__DATA RECORDS__:
★ ★ ★ ★ ★ ★ ★

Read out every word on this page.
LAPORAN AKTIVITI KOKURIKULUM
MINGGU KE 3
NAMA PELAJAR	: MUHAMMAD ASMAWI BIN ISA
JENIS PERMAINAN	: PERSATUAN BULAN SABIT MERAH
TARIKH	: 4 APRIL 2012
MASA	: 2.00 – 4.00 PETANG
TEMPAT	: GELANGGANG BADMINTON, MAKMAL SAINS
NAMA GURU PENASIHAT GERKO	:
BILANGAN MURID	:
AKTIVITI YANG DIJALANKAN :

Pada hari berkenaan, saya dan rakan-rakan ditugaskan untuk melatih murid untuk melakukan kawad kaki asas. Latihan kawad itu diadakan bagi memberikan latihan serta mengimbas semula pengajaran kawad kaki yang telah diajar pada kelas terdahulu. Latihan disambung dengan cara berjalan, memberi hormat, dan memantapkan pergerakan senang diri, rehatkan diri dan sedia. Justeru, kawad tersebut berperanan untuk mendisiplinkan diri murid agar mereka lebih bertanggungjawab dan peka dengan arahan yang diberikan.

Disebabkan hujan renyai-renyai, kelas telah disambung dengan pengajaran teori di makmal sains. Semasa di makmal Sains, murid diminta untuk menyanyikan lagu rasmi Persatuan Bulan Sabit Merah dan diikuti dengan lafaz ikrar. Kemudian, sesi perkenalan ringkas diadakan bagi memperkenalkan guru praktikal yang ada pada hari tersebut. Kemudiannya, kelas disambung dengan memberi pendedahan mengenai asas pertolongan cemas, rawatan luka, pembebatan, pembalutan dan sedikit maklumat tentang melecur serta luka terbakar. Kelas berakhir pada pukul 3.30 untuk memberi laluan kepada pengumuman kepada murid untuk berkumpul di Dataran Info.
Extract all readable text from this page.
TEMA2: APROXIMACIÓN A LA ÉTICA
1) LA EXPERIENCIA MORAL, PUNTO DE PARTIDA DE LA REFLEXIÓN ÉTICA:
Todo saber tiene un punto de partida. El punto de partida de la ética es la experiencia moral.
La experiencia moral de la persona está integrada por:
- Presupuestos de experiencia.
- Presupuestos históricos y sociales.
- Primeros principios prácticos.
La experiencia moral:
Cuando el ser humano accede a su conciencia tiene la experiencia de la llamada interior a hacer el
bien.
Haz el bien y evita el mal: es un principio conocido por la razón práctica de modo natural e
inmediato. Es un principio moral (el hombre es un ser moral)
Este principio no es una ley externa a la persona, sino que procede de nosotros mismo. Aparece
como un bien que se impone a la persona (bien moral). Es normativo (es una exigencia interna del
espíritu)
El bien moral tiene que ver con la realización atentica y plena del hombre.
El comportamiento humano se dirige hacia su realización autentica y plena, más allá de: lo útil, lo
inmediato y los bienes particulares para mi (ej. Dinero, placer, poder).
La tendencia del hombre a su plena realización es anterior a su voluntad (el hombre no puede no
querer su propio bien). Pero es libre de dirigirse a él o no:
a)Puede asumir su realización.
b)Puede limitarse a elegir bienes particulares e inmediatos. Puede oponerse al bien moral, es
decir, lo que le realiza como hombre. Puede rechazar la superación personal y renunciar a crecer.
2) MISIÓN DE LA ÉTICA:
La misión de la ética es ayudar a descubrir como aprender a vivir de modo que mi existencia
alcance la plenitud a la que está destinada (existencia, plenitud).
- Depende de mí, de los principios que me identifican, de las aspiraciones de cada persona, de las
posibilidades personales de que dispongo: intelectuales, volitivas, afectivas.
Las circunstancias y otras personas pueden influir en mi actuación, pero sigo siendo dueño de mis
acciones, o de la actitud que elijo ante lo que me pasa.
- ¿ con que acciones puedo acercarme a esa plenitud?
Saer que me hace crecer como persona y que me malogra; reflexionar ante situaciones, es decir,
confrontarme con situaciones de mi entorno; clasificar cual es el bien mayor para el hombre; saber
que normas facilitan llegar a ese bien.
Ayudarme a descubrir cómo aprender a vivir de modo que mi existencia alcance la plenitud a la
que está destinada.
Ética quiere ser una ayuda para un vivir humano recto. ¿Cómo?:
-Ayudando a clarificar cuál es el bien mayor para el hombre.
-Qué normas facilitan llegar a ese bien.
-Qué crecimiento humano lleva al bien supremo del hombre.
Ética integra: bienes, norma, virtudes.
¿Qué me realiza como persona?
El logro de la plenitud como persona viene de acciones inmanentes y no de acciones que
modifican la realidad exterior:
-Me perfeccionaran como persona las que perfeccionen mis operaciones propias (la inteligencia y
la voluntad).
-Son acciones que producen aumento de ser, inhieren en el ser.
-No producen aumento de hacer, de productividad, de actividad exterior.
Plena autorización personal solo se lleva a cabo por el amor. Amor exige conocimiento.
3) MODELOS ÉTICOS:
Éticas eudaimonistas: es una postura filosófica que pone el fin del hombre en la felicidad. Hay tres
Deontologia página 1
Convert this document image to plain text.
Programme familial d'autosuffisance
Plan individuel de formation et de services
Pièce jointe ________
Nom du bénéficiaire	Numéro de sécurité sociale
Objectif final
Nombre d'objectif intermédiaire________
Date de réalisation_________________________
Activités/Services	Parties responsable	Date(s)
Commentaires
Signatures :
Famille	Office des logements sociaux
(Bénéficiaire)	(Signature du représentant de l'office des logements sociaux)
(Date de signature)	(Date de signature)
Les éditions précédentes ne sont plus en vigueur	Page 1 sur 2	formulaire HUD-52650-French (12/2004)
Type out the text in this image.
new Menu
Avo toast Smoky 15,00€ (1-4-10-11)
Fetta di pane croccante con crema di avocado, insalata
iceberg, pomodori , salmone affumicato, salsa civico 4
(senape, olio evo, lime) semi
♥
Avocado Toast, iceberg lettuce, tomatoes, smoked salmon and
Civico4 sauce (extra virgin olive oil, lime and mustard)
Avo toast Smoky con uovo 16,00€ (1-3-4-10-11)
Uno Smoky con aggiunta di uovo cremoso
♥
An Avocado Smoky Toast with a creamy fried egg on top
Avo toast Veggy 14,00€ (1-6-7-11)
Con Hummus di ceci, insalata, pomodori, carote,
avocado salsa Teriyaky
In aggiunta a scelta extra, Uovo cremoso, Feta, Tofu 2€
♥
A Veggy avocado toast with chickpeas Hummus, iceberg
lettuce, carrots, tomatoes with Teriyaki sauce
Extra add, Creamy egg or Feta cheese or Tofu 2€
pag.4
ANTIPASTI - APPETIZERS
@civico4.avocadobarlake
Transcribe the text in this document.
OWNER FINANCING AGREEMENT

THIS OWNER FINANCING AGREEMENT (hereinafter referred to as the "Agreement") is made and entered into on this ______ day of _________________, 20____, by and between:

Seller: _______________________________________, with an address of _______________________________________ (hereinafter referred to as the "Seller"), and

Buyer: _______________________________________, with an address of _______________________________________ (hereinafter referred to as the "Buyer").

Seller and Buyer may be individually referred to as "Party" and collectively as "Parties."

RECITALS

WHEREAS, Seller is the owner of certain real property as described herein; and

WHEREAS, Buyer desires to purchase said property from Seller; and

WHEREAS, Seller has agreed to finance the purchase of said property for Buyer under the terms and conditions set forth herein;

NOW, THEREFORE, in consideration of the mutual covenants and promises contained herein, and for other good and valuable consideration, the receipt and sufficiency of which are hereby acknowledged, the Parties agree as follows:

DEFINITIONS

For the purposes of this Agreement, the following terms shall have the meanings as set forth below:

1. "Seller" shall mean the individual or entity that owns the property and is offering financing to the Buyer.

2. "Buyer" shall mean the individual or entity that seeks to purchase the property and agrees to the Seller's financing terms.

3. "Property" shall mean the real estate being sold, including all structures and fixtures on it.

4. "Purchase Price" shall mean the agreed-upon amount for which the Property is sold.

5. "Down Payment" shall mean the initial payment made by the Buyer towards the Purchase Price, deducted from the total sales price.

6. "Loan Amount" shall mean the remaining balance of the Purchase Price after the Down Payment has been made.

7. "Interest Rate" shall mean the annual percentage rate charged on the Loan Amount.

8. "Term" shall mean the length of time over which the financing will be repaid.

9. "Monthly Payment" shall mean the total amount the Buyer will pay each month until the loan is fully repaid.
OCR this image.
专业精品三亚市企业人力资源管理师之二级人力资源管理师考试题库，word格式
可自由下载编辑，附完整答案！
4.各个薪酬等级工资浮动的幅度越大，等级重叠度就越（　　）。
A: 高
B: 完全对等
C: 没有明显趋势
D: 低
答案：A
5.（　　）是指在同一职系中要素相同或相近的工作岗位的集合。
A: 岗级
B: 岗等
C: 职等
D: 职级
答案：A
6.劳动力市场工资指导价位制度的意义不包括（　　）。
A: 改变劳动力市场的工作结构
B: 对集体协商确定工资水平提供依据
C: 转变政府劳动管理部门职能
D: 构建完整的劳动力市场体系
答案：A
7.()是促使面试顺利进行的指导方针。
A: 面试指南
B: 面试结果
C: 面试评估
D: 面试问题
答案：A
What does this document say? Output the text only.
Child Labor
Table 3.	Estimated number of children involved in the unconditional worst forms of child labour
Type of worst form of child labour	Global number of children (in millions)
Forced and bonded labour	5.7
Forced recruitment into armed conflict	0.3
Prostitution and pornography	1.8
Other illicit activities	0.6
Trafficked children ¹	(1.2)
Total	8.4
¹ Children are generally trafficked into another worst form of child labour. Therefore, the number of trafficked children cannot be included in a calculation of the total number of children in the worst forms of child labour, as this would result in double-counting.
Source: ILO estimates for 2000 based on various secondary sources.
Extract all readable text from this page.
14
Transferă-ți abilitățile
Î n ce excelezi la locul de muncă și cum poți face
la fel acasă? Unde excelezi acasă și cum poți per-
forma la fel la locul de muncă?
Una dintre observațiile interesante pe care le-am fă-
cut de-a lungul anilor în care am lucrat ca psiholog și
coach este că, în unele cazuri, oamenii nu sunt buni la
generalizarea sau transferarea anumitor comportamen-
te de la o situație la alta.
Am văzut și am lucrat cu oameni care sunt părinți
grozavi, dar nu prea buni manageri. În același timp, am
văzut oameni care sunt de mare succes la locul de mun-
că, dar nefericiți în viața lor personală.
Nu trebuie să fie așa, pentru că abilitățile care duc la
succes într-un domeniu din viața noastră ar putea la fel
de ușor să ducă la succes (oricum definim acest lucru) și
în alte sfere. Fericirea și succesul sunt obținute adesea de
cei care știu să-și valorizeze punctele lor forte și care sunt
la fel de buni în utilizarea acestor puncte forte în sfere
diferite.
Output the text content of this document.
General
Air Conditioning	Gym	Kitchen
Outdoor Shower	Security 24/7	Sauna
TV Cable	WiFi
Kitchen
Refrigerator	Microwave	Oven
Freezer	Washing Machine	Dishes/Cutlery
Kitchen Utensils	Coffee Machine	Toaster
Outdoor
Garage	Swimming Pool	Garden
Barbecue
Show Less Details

★ ★ ★ ★ ★ ★ ★

__EXERCISE OBJECTIVE__:
All lines holding the word "sunt" should be picked out and copied.

__SOLUTION TO THIS PROBLEM__:
coach este că, în unele cazuri, oamenii nu sunt buni la
Am văzut și am lucrat cu oameni care sunt părinți
văzut oameni care sunt de mare succes la locul de mun-
în alte sfere. Fericirea și succesul sunt obținute adesea de
cei care știu să-și valorizeze punctele lor forte și care sunt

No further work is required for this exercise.